DIRECTIONS
Filter the records below and copy every line containing the word "ГОСТ".
::::::::::
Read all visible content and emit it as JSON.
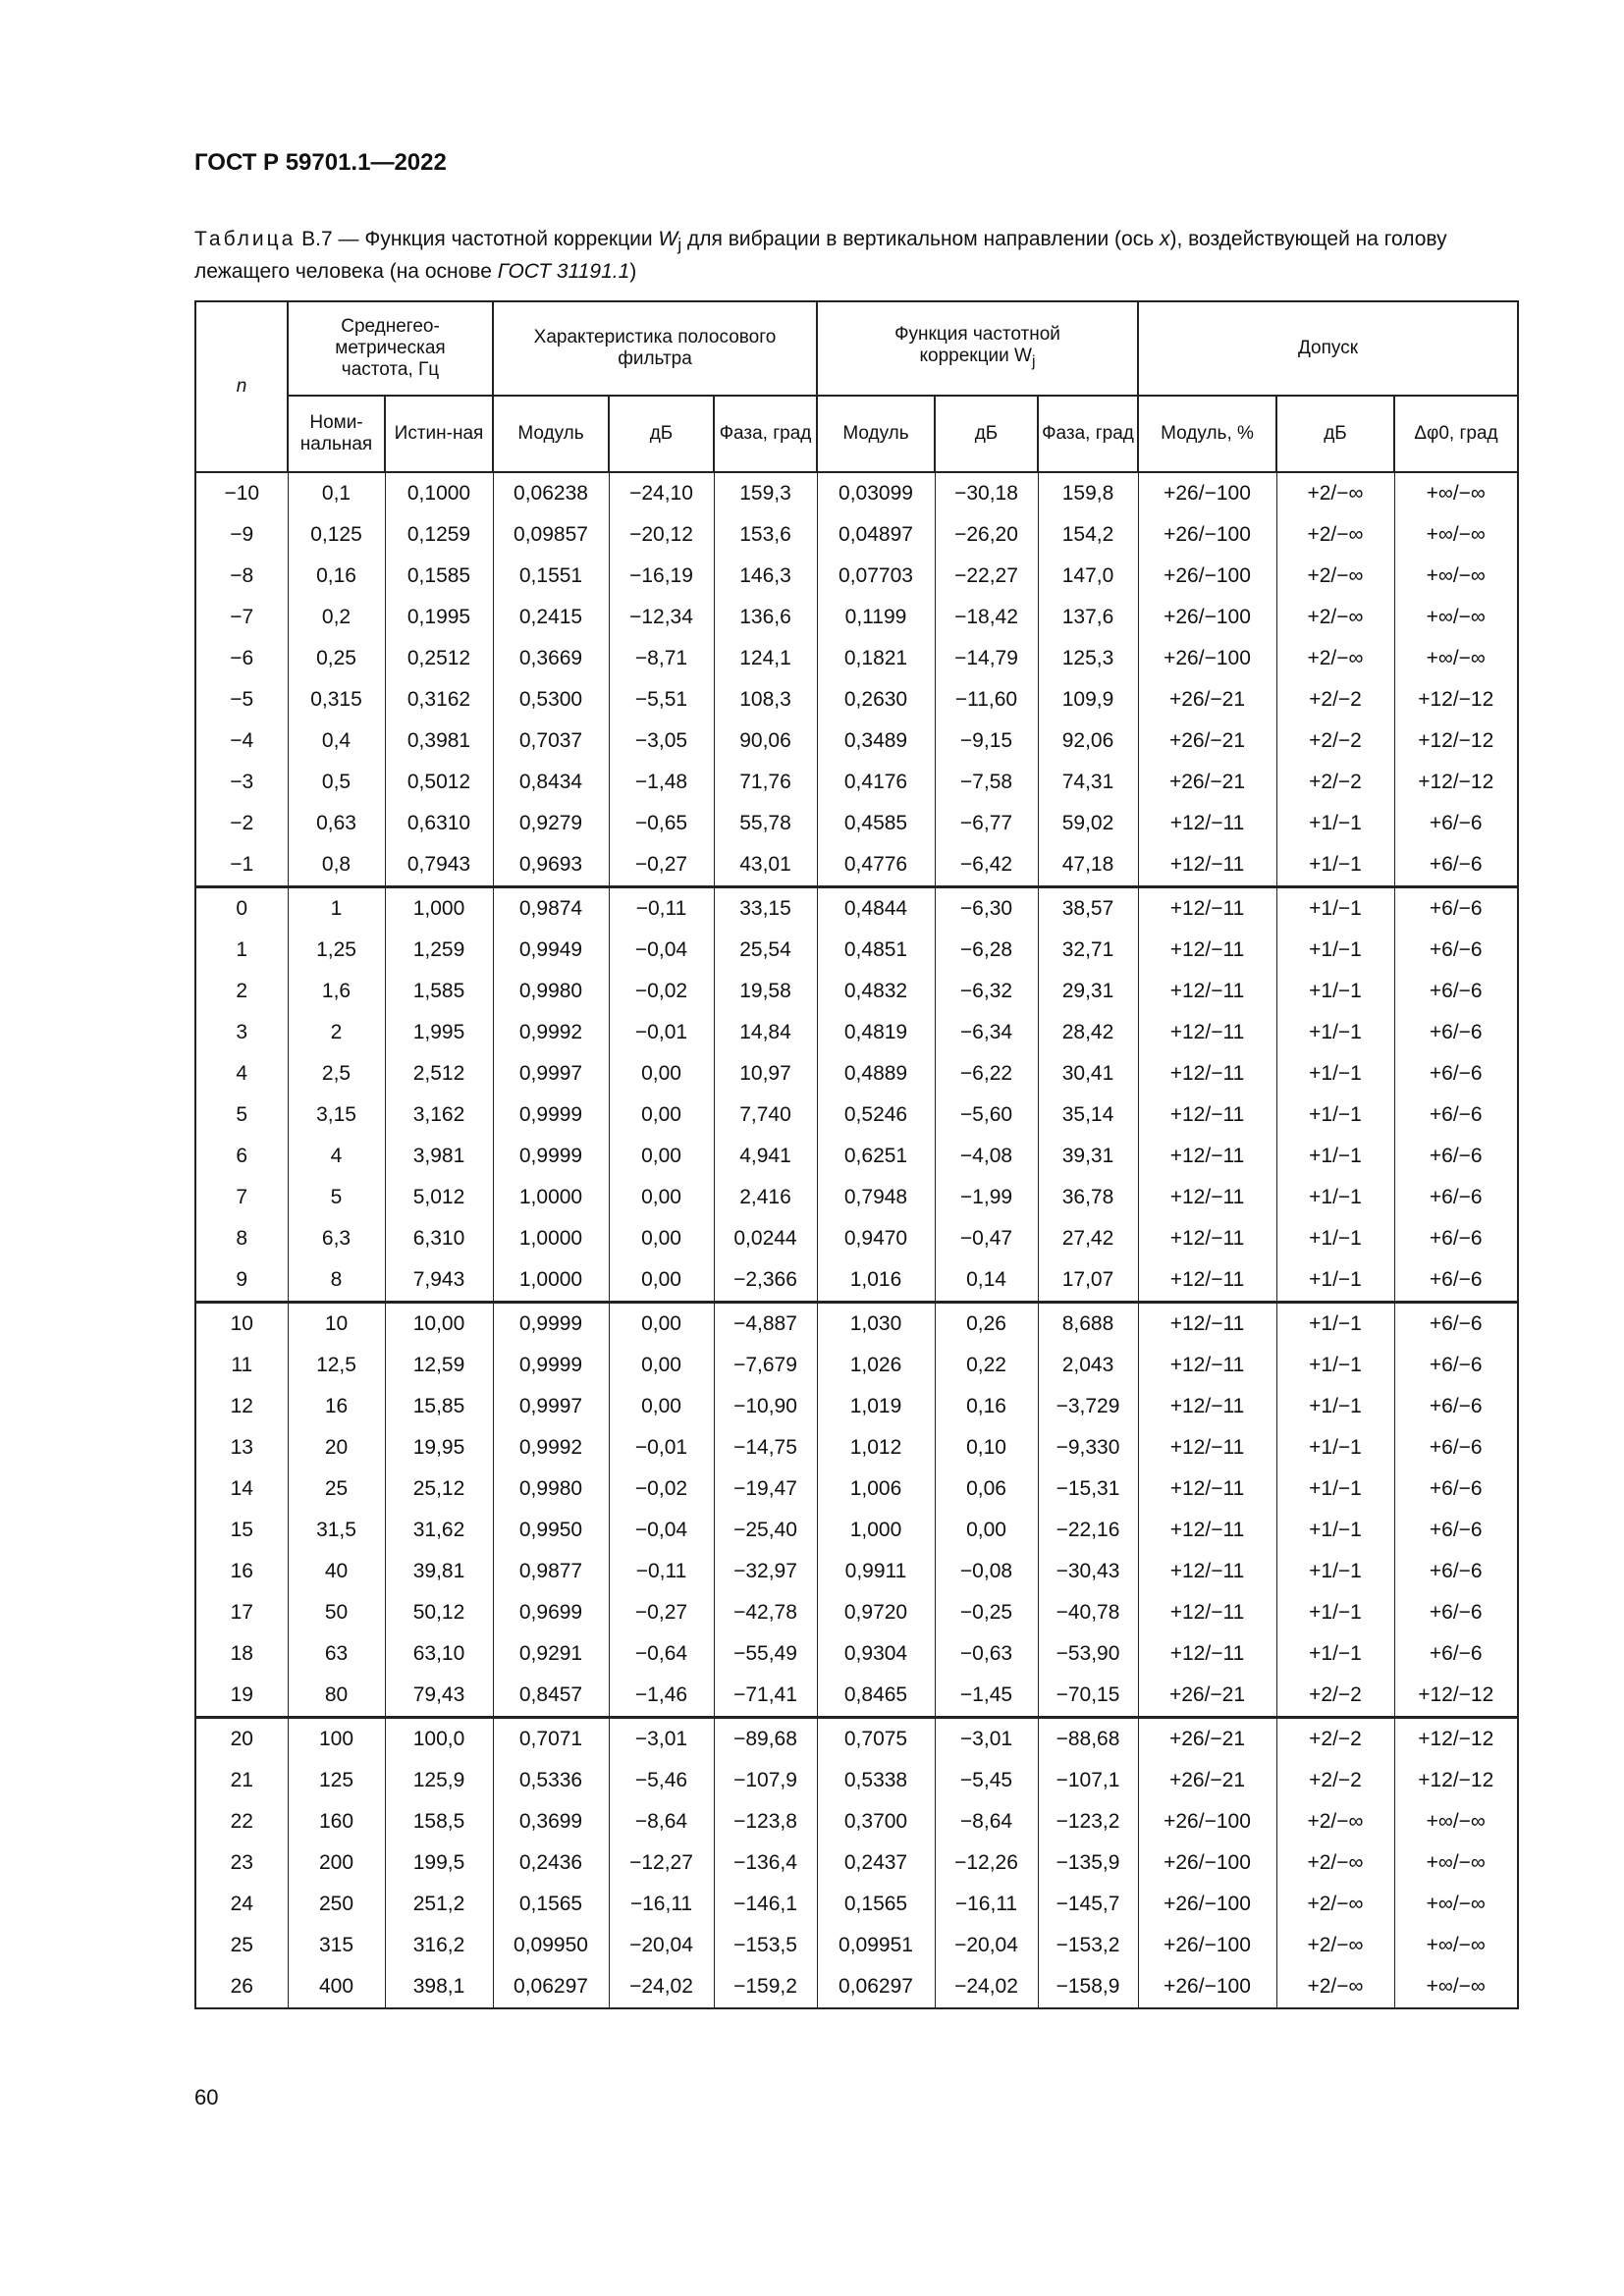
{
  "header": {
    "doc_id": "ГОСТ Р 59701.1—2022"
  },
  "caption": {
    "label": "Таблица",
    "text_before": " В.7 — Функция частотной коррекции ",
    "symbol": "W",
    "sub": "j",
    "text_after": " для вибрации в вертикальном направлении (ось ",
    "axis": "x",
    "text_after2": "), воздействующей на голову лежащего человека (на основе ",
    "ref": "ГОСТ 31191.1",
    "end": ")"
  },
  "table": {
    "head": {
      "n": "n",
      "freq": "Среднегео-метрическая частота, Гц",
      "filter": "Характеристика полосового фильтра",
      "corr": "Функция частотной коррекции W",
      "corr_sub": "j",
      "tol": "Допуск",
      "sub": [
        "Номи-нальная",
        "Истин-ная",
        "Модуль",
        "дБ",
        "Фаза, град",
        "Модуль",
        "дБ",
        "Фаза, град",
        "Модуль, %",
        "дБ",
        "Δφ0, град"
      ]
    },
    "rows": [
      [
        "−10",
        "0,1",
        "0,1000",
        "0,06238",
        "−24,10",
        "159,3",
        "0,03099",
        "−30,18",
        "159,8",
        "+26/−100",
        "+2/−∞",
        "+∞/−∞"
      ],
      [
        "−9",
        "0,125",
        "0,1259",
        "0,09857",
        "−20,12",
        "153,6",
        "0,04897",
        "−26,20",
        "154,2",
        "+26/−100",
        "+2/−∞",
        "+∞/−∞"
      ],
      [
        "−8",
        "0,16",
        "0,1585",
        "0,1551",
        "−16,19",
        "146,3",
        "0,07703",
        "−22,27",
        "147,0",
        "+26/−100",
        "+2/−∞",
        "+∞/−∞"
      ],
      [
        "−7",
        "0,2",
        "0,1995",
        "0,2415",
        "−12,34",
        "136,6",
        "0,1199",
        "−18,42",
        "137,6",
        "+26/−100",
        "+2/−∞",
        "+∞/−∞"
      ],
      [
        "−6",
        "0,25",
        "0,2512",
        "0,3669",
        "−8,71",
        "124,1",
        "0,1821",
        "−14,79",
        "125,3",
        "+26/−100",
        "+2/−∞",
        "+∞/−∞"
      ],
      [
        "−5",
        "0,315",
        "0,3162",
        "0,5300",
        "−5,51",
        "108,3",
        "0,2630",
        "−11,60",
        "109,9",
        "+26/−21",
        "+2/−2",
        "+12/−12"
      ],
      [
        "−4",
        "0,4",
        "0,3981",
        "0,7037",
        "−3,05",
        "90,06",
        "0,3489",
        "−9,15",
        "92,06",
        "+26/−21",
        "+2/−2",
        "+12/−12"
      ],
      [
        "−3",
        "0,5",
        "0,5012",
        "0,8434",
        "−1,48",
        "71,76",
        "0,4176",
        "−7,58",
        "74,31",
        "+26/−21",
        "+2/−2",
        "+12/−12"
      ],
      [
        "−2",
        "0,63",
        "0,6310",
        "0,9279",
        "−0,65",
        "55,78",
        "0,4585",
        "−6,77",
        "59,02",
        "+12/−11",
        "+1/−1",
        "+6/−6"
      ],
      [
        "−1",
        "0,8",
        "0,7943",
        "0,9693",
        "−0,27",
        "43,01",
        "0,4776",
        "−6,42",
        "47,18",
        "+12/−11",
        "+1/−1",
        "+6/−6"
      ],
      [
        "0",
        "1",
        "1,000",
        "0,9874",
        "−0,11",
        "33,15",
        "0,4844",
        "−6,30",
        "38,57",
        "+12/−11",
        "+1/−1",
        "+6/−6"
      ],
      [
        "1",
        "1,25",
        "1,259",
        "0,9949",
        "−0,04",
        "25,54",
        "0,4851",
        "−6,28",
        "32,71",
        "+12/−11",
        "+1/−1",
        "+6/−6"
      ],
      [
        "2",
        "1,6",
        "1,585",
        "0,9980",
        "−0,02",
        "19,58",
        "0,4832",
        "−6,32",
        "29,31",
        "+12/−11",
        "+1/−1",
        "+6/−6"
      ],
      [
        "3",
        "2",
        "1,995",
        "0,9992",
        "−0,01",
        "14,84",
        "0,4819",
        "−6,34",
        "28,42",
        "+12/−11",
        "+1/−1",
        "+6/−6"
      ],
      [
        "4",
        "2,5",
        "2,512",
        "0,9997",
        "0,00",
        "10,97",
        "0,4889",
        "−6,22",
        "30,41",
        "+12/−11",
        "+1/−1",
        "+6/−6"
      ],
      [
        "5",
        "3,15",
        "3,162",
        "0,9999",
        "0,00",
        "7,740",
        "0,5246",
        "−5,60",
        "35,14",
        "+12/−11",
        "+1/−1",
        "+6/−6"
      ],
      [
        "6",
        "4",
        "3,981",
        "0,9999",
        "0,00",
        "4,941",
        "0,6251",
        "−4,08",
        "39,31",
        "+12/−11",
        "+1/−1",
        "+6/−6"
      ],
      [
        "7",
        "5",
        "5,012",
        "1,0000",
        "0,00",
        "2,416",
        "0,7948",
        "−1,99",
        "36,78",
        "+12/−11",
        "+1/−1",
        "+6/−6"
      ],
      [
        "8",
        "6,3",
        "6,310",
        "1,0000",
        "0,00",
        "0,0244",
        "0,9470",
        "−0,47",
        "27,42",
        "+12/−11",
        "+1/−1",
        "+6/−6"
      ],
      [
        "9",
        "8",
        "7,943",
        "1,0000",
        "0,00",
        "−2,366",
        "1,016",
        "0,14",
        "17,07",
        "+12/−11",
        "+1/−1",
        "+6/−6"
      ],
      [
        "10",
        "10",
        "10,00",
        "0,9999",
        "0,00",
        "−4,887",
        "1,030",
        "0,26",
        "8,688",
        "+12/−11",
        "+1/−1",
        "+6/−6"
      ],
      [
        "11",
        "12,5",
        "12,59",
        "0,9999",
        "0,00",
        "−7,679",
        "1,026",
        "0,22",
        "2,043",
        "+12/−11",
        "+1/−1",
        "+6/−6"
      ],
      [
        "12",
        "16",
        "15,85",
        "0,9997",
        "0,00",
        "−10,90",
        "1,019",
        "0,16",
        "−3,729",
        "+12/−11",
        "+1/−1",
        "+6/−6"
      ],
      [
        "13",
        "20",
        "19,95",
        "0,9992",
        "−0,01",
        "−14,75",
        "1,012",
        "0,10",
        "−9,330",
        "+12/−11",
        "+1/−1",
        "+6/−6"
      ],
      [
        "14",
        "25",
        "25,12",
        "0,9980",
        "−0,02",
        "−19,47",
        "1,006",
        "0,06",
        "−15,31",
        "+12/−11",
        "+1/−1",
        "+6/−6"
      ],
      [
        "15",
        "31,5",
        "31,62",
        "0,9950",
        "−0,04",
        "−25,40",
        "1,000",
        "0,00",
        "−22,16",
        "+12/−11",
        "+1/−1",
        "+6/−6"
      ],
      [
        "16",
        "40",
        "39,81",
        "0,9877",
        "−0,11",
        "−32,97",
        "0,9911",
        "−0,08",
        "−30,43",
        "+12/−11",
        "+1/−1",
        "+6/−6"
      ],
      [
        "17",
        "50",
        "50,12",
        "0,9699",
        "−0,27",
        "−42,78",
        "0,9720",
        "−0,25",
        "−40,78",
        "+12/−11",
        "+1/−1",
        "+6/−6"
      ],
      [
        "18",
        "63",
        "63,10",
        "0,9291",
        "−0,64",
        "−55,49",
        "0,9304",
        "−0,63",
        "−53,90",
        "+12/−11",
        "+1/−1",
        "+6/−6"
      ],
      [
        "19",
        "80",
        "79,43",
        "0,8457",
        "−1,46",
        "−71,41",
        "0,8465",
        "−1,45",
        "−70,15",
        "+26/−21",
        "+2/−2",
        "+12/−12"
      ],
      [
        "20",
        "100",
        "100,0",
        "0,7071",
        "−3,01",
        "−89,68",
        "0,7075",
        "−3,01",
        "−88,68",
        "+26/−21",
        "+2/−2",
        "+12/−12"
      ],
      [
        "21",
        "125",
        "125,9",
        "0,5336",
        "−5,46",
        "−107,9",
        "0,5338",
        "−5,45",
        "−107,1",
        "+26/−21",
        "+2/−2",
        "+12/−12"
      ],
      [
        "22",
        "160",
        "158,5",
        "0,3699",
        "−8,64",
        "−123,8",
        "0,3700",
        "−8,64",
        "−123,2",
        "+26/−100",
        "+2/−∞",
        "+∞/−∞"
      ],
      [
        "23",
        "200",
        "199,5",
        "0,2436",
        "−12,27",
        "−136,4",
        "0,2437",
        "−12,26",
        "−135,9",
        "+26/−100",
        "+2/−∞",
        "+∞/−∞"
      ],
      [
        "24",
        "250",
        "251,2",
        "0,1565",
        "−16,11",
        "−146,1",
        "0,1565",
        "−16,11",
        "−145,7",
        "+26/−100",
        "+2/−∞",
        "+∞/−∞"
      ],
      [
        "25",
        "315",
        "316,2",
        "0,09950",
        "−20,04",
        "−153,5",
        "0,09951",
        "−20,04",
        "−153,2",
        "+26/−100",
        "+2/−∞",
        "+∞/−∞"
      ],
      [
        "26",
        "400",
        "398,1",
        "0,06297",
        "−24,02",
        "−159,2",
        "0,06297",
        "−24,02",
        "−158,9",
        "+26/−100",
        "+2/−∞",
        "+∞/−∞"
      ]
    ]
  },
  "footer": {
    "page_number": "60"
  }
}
::::::::::
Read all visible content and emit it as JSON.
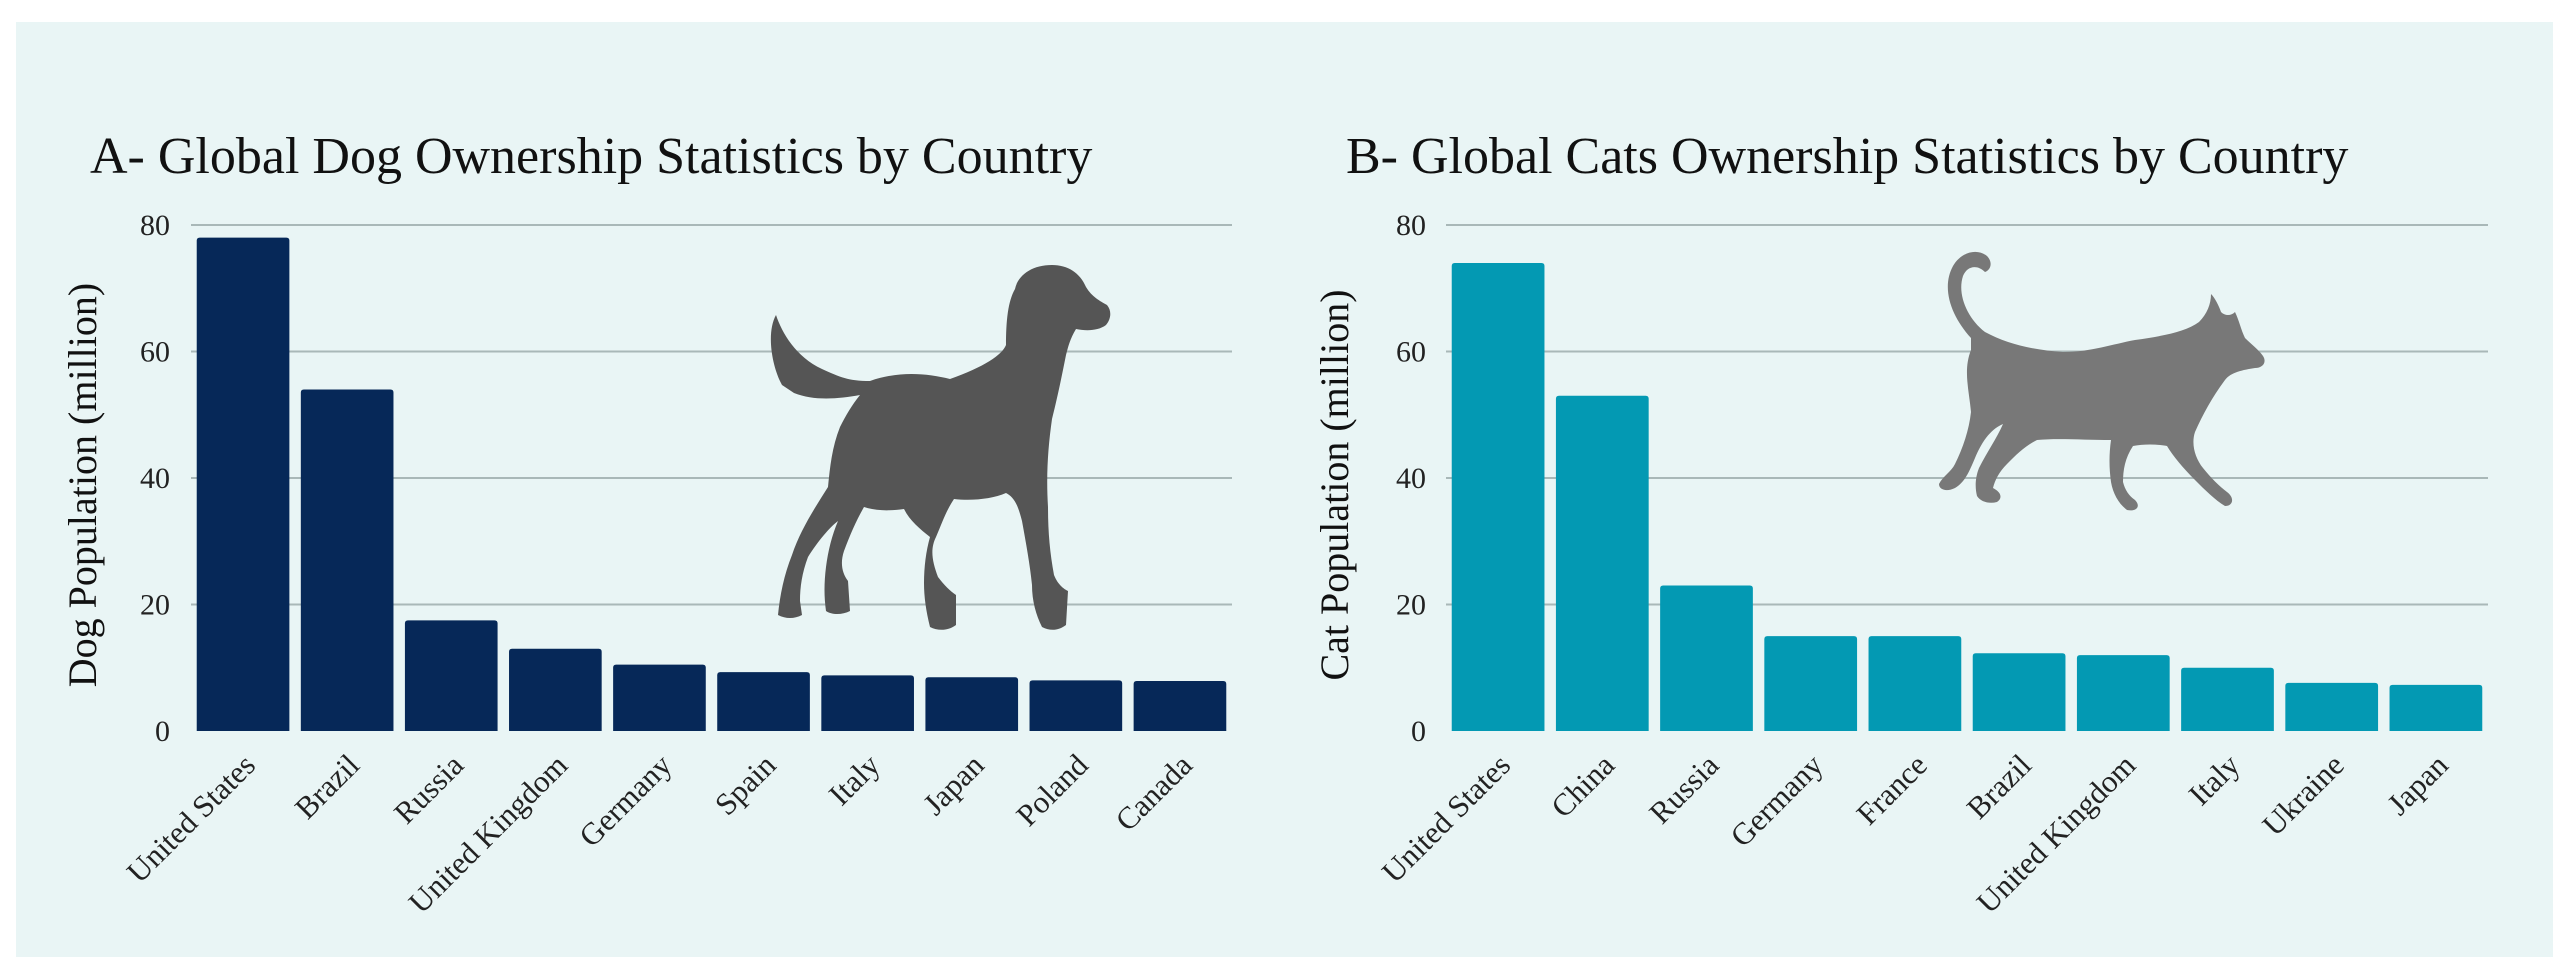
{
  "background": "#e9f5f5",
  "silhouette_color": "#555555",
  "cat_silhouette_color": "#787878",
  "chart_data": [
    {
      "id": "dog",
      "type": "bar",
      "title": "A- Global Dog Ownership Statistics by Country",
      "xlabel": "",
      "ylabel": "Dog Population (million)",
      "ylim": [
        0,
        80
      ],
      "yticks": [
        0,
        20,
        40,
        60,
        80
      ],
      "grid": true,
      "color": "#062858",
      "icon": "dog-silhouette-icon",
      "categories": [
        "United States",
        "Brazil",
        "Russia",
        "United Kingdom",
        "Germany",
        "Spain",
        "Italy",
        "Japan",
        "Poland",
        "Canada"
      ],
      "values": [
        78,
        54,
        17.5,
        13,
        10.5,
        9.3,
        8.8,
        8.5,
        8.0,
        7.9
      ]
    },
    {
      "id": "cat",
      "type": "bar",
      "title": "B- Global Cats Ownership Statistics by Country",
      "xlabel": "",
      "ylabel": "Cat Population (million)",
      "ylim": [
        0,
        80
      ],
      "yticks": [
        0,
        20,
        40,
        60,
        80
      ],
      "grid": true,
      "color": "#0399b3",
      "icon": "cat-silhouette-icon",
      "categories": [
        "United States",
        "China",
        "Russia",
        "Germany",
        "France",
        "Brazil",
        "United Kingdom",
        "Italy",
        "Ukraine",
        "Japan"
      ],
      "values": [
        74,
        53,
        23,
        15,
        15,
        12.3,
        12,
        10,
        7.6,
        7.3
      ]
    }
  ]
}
::::::::::
SOLUTION TO THIS EXERCISE
    "doc_id": "ГОСТ Р 59701.1—2022"
    "ref": "ГОСТ 31191.1",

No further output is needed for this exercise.